_WHAT IS BEING ASKED_:
Repeat the entries word for word from the first line up to and including the line with "quote-line-1: „Bevor du".

_RECORDS FOR THE TASK_:

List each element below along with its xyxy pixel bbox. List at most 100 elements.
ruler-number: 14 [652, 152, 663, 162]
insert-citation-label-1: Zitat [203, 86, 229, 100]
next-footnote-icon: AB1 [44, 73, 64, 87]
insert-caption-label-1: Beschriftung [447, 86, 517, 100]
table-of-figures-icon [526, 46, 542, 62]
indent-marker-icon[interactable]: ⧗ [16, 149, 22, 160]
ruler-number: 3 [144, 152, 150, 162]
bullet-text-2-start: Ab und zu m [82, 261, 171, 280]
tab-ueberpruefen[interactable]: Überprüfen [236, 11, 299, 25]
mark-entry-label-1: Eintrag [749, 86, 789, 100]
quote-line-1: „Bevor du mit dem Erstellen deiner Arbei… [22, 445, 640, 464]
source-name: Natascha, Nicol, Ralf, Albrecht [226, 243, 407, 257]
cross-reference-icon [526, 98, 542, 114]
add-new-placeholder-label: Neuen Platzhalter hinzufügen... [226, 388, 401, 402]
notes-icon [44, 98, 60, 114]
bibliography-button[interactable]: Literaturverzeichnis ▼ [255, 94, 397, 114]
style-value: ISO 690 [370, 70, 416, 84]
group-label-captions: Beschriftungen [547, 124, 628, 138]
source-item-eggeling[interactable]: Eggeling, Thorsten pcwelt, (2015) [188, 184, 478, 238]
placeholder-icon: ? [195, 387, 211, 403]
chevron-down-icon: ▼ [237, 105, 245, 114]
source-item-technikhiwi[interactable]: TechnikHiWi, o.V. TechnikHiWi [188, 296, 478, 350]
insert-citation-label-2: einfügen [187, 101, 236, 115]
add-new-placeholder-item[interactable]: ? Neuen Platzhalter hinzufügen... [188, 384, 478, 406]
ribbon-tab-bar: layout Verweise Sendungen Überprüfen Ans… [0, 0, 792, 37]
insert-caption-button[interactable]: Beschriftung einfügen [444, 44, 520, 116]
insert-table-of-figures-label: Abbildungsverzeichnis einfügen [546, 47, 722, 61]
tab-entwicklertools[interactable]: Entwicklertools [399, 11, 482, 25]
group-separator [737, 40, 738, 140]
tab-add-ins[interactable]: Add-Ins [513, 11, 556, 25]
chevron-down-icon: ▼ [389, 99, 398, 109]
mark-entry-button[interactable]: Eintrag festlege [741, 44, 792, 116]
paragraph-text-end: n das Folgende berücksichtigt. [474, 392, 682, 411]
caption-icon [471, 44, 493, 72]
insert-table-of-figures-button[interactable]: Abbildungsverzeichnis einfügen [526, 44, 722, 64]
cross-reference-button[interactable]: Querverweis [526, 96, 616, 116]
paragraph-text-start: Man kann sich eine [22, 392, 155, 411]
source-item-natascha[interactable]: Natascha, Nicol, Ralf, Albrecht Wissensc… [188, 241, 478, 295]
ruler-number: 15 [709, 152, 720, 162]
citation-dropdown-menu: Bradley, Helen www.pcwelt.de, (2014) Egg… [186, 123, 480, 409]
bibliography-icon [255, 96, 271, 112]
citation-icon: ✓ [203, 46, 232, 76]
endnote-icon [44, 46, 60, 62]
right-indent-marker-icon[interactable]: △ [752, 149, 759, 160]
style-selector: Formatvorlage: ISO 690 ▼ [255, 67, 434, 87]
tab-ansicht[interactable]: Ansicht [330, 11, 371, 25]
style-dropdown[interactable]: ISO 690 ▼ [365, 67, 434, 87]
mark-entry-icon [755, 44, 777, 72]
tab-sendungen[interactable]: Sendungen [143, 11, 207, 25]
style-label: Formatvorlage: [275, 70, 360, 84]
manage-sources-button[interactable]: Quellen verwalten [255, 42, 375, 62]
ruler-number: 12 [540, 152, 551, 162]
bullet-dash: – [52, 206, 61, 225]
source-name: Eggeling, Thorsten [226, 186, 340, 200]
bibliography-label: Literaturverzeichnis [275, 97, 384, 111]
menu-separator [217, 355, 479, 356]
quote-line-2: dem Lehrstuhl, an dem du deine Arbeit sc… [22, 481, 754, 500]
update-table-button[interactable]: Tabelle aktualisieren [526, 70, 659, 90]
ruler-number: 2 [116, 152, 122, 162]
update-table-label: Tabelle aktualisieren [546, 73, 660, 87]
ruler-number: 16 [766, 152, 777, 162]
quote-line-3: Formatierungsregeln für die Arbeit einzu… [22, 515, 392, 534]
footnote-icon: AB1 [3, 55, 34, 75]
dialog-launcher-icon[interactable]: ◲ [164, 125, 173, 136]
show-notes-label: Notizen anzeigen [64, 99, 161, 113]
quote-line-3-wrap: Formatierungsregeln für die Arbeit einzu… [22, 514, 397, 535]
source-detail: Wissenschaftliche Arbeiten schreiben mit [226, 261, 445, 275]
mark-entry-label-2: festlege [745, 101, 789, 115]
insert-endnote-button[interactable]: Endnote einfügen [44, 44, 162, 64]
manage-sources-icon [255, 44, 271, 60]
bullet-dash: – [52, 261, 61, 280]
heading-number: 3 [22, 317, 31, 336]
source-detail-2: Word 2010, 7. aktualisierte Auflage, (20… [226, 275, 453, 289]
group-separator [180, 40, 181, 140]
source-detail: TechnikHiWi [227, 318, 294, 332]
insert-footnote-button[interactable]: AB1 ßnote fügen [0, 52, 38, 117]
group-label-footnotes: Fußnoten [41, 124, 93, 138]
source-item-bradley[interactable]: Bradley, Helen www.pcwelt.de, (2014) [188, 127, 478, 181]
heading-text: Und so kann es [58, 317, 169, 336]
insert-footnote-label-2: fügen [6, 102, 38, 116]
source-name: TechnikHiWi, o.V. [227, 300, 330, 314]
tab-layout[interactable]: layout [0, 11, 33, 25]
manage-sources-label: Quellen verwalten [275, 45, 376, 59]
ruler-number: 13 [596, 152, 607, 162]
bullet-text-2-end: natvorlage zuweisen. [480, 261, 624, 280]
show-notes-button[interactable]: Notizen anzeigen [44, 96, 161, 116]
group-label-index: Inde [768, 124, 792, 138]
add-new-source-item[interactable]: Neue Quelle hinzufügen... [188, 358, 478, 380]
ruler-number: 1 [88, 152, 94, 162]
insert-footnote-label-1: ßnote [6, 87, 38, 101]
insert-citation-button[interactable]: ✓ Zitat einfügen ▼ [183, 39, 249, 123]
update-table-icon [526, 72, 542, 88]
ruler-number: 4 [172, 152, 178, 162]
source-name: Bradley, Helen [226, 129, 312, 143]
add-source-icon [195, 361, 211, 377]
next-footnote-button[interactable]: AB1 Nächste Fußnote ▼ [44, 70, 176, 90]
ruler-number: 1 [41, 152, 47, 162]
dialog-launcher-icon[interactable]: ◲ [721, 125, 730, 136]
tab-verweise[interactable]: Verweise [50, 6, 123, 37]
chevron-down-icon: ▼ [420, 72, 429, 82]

_EXERCISE OUTPUT_:
List each element below along with its xyxy pixel bbox. List at most 100 elements.
ruler-number: 14 [652, 152, 663, 162]
insert-citation-label-1: Zitat [203, 86, 229, 100]
next-footnote-icon: AB1 [44, 73, 64, 87]
insert-caption-label-1: Beschriftung [447, 86, 517, 100]
table-of-figures-icon [526, 46, 542, 62]
indent-marker-icon[interactable]: ⧗ [16, 149, 22, 160]
ruler-number: 3 [144, 152, 150, 162]
bullet-text-2-start: Ab und zu m [82, 261, 171, 280]
tab-ueberpruefen[interactable]: Überprüfen [236, 11, 299, 25]
mark-entry-label-1: Eintrag [749, 86, 789, 100]
quote-line-1: „Bevor du mit dem Erstellen deiner Arbei… [22, 445, 640, 464]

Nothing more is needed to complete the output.